• **Exercise goal**: Give back the full listing, character for character, with no pictures.
====
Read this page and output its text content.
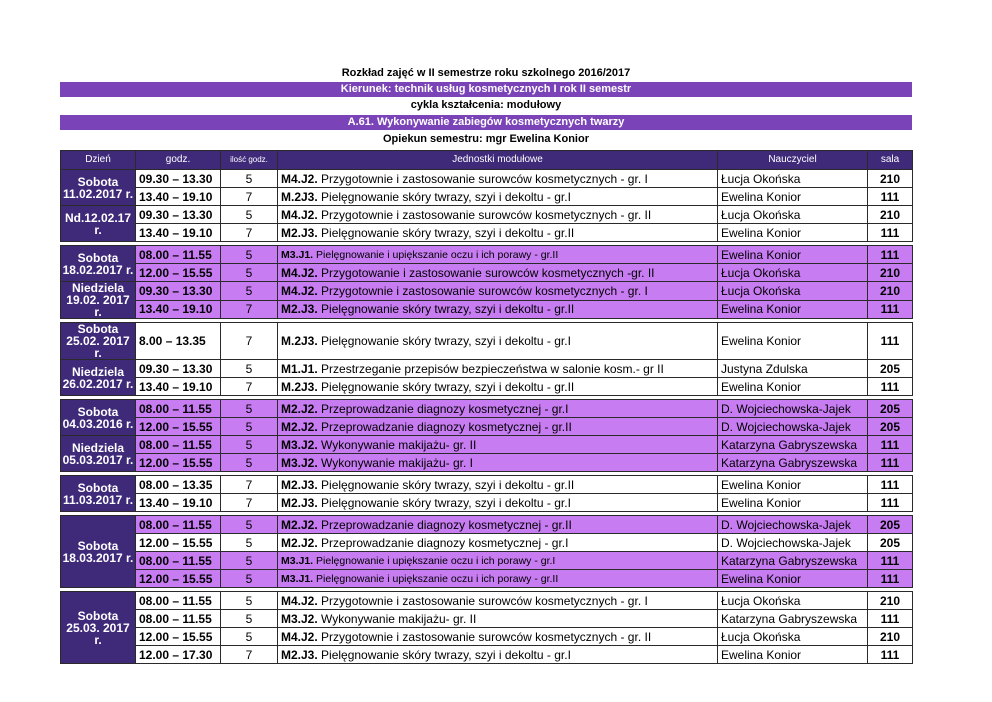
Rozkład zajęć w II semestrze roku szkolnego 2016/2017
Kierunek: technik usług kosmetycznych I rok II semestr
cykla kształcenia: modułowy
A.61. Wykonywanie zabiegów kosmetycznych twarzy
Opiekun semestru: mgr Ewelina Konior
Dzień	godz.	ilość godz.	Jednostki modułowe	Nauczyciel	sala
Sobota 11.02.2017 r.	09.30 – 13.30	5	M4.J2. Przygotownie i zastosowanie surowców kosmetycznych - gr. I	Łucja Okońska	210
	13.40 – 19.10	7	M.2J3. Pielęgnowanie skóry twrazy, szyi i dekoltu - gr.I	Ewelina Konior	111
Nd.12.02.17 r.	09.30 – 13.30	5	M4.J2. Przygotownie i zastosowanie surowców kosmetycznych - gr. II	Łucja Okońska	210
	13.40 – 19.10	7	M2.J3. Pielęgnowanie skóry twrazy, szyi i dekoltu - gr.II	Ewelina Konior	111

Sobota 18.02.2017 r.	08.00 – 11.55	5	M3.J1. Pielęgnowanie i upiększanie oczu i ich porawy - gr.II	Ewelina Konior	111
	12.00 – 15.55	5	M4.J2. Przygotowanie i zastosowanie surowców kosmetycznych -gr. II	Łucja Okońska	210
Niedziela 19.02. 2017 r.	09.30 – 13.30	5	M4.J2. Przygotownie i zastosowanie surowców kosmetycznych - gr. I	Łucja Okońska	210
	13.40 – 19.10	7	M2.J3. Pielęgnowanie skóry twrazy, szyi i dekoltu - gr.II	Ewelina Konior	111

Sobota 25.02. 2017 r.	8.00 – 13.35	7	M.2J3. Pielęgnowanie skóry twrazy, szyi i dekoltu - gr.I	Ewelina Konior	111
Niedziela 26.02.2017 r.	09.30 – 13.30	5	M1.J1. Przestrzeganie przepisów bezpieczeństwa w salonie kosm.- gr II	Justyna Zdulska	205
	13.40 – 19.10	7	M.2J3. Pielęgnowanie skóry twrazy, szyi i dekoltu - gr.II	Ewelina Konior	111

Sobota 04.03.2016 r.	08.00 – 11.55	5	M2.J2. Przeprowadzanie diagnozy kosmetycznej - gr.I	D. Wojciechowska-Jajek	205
	12.00 – 15.55	5	M2.J2. Przeprowadzanie diagnozy kosmetycznej - gr.II	D. Wojciechowska-Jajek	205
Niedziela 05.03.2017 r.	08.00 – 11.55	5	M3.J2. Wykonywanie makijażu- gr. II	Katarzyna Gabryszewska	111
	12.00 – 15.55	5	M3.J2. Wykonywanie makijażu- gr. I	Katarzyna Gabryszewska	111

Sobota 11.03.2017 r.	08.00 – 13.35	7	M2.J3. Pielęgnowanie skóry twrazy, szyi i dekoltu - gr.II	Ewelina Konior	111
	13.40 – 19.10	7	M2.J3. Pielęgnowanie skóry twrazy, szyi i dekoltu - gr.I	Ewelina Konior	111

Sobota 18.03.2017 r.	08.00 – 11.55	5	M2.J2. Przeprowadzanie diagnozy kosmetycznej - gr.II	D. Wojciechowska-Jajek	205
	12.00 – 15.55	5	M2.J2. Przeprowadzanie diagnozy kosmetycznej - gr.I	D. Wojciechowska-Jajek	205
	08.00 – 11.55	5	M3.J1. Pielęgnowanie i upiększanie oczu i ich porawy - gr.I	Katarzyna Gabryszewska	111
	12.00 – 15.55	5	M3.J1. Pielęgnowanie i upiększanie oczu i ich porawy - gr.II	Ewelina Konior	111

Sobota 25.03. 2017 r.	08.00 – 11.55	5	M4.J2. Przygotownie i zastosowanie surowców kosmetycznych - gr. I	Łucja Okońska	210
	08.00 – 11.55	5	M3.J2. Wykonywanie makijażu- gr. II	Katarzyna Gabryszewska	111
	12.00 – 15.55	5	M4.J2. Przygotownie i zastosowanie surowców kosmetycznych - gr. II	Łucja Okońska	210
	12.00 – 17.30	7	M2.J3. Pielęgnowanie skóry twrazy, szyi i dekoltu - gr.I	Ewelina Konior	111
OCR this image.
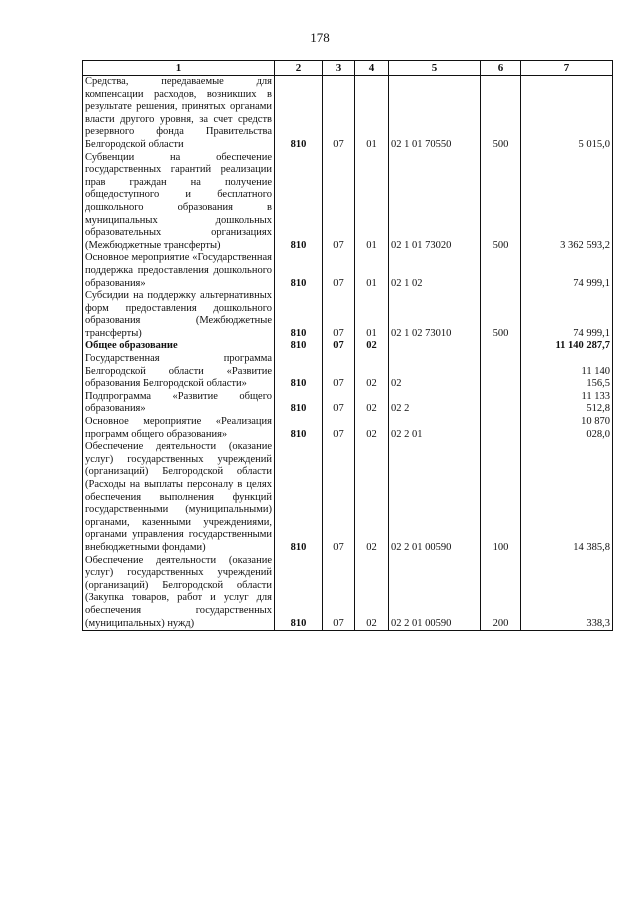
178
1	2	3	4	5	6	7
Средства, передаваемые для компенсации расходов, возникших в результате решения, принятых органами власти другого уровня, за счет средств резервного фонда Правительства Белгородской области	810	07	01	02 1 01 70550	500	5 015,0
Субвенции на обеспечение государственных гарантий реализации прав граждан на получение общедоступного и бесплатного дошкольного образования в муниципальных дошкольных образовательных организациях (Межбюджетные трансферты)	810	07	01	02 1 01 73020	500	3 362 593,2
Основное мероприятие «Государственная поддержка предоставления дошкольного образования»	810	07	01	02 1 02		74 999,1
Субсидии на поддержку альтернативных форм предоставления дошкольного образования (Межбюджетные трансферты)	810	07	01	02 1 02 73010	500	74 999,1
Общее образование	810	07	02			11 140 287,7
Государственная программа Белгородской области «Развитие образования Белгородской области»	810	07	02	02		11 140 156,5
Подпрограмма «Развитие общего образования»	810	07	02	02 2		11 133 512,8
Основное мероприятие «Реализация программ общего образования»	810	07	02	02 2 01		10 870 028,0
Обеспечение деятельности (оказание услуг) государственных учреждений (организаций) Белгородской области (Расходы на выплаты персоналу в целях обеспечения выполнения функций государственными (муниципальными) органами, казенными учреждениями, органами управления государственными внебюджетными фондами)	810	07	02	02 2 01 00590	100	14 385,8
Обеспечение деятельности (оказание услуг) государственных учреждений (организаций) Белгородской области (Закупка товаров, работ и услуг для обеспечения государственных (муниципальных) нужд)	810	07	02	02 2 01 00590	200	338,3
====
• **Correct result**:
Read this page and output its text content.
Rozkład zajęć w II semestrze roku szkolnego 2016/2017
Kierunek: technik usług kosmetycznych I rok II semestr
cykla kształcenia: modułowy
A.61. Wykonywanie zabiegów kosmetycznych twarzy
Opiekun semestru: mgr Ewelina Konior
Dzień	godz.	ilość godz.	Jednostki modułowe	Nauczyciel	sala
Sobota 11.02.2017 r.	09.30 – 13.30	5	M4.J2. Przygotownie i zastosowanie surowców kosmetycznych - gr. I	Łucja Okońska	210
	13.40 – 19.10	7	M.2J3. Pielęgnowanie skóry twrazy, szyi i dekoltu - gr.I	Ewelina Konior	111
Nd.12.02.17 r.	09.30 – 13.30	5	M4.J2. Przygotownie i zastosowanie surowców kosmetycznych - gr. II	Łucja Okońska	210
	13.40 – 19.10	7	M2.J3. Pielęgnowanie skóry twrazy, szyi i dekoltu - gr.II	Ewelina Konior	111

Sobota 18.02.2017 r.	08.00 – 11.55	5	M3.J1. Pielęgnowanie i upiększanie oczu i ich porawy - gr.II	Ewelina Konior	111
	12.00 – 15.55	5	M4.J2. Przygotowanie i zastosowanie surowców kosmetycznych -gr. II	Łucja Okońska	210
Niedziela 19.02. 2017 r.	09.30 – 13.30	5	M4.J2. Przygotownie i zastosowanie surowców kosmetycznych - gr. I	Łucja Okońska	210
	13.40 – 19.10	7	M2.J3. Pielęgnowanie skóry twrazy, szyi i dekoltu - gr.II	Ewelina Konior	111

Sobota 25.02. 2017 r.	8.00 – 13.35	7	M.2J3. Pielęgnowanie skóry twrazy, szyi i dekoltu - gr.I	Ewelina Konior	111
Niedziela 26.02.2017 r.	09.30 – 13.30	5	M1.J1. Przestrzeganie przepisów bezpieczeństwa w salonie kosm.- gr II	Justyna Zdulska	205
	13.40 – 19.10	7	M.2J3. Pielęgnowanie skóry twrazy, szyi i dekoltu - gr.II	Ewelina Konior	111

Sobota 04.03.2016 r.	08.00 – 11.55	5	M2.J2. Przeprowadzanie diagnozy kosmetycznej - gr.I	D. Wojciechowska-Jajek	205
	12.00 – 15.55	5	M2.J2. Przeprowadzanie diagnozy kosmetycznej - gr.II	D. Wojciechowska-Jajek	205
Niedziela 05.03.2017 r.	08.00 – 11.55	5	M3.J2. Wykonywanie makijażu- gr. II	Katarzyna Gabryszewska	111
	12.00 – 15.55	5	M3.J2. Wykonywanie makijażu- gr. I	Katarzyna Gabryszewska	111

Sobota 11.03.2017 r.	08.00 – 13.35	7	M2.J3. Pielęgnowanie skóry twrazy, szyi i dekoltu - gr.II	Ewelina Konior	111
	13.40 – 19.10	7	M2.J3. Pielęgnowanie skóry twrazy, szyi i dekoltu - gr.I	Ewelina Konior	111

Sobota 18.03.2017 r.	08.00 – 11.55	5	M2.J2. Przeprowadzanie diagnozy kosmetycznej - gr.II	D. Wojciechowska-Jajek	205
	12.00 – 15.55	5	M2.J2. Przeprowadzanie diagnozy kosmetycznej - gr.I	D. Wojciechowska-Jajek	205
	08.00 – 11.55	5	M3.J1. Pielęgnowanie i upiększanie oczu i ich porawy - gr.I	Katarzyna Gabryszewska	111
	12.00 – 15.55	5	M3.J1. Pielęgnowanie i upiększanie oczu i ich porawy - gr.II	Ewelina Konior	111

Sobota 25.03. 2017 r.	08.00 – 11.55	5	M4.J2. Przygotownie i zastosowanie surowców kosmetycznych - gr. I	Łucja Okońska	210
	08.00 – 11.55	5	M3.J2. Wykonywanie makijażu- gr. II	Katarzyna Gabryszewska	111
	12.00 – 15.55	5	M4.J2. Przygotownie i zastosowanie surowców kosmetycznych - gr. II	Łucja Okońska	210
	12.00 – 17.30	7	M2.J3. Pielęgnowanie skóry twrazy, szyi i dekoltu - gr.I	Ewelina Konior	111
OCR this image.
178
1	2	3	4	5	6	7
Средства, передаваемые для компенсации расходов, возникших в результате решения, принятых органами власти другого уровня, за счет средств резервного фонда Правительства Белгородской области	810	07	01	02 1 01 70550	500	5 015,0
Субвенции на обеспечение государственных гарантий реализации прав граждан на получение общедоступного и бесплатного дошкольного образования в муниципальных дошкольных образовательных организациях (Межбюджетные трансферты)	810	07	01	02 1 01 73020	500	3 362 593,2
Основное мероприятие «Государственная поддержка предоставления дошкольного образования»	810	07	01	02 1 02		74 999,1
Субсидии на поддержку альтернативных форм предоставления дошкольного образования (Межбюджетные трансферты)	810	07	01	02 1 02 73010	500	74 999,1
Общее образование	810	07	02			11 140 287,7
Государственная программа Белгородской области «Развитие образования Белгородской области»	810	07	02	02		11 140 156,5
Подпрограмма «Развитие общего образования»	810	07	02	02 2		11 133 512,8
Основное мероприятие «Реализация программ общего образования»	810	07	02	02 2 01		10 870 028,0
Обеспечение деятельности (оказание услуг) государственных учреждений (организаций) Белгородской области (Расходы на выплаты персоналу в целях обеспечения выполнения функций государственными (муниципальными) органами, казенными учреждениями, органами управления государственными внебюджетными фондами)	810	07	02	02 2 01 00590	100	14 385,8
Обеспечение деятельности (оказание услуг) государственных учреждений (организаций) Белгородской области (Закупка товаров, работ и услуг для обеспечения государственных (муниципальных) нужд)	810	07	02	02 2 01 00590	200	338,3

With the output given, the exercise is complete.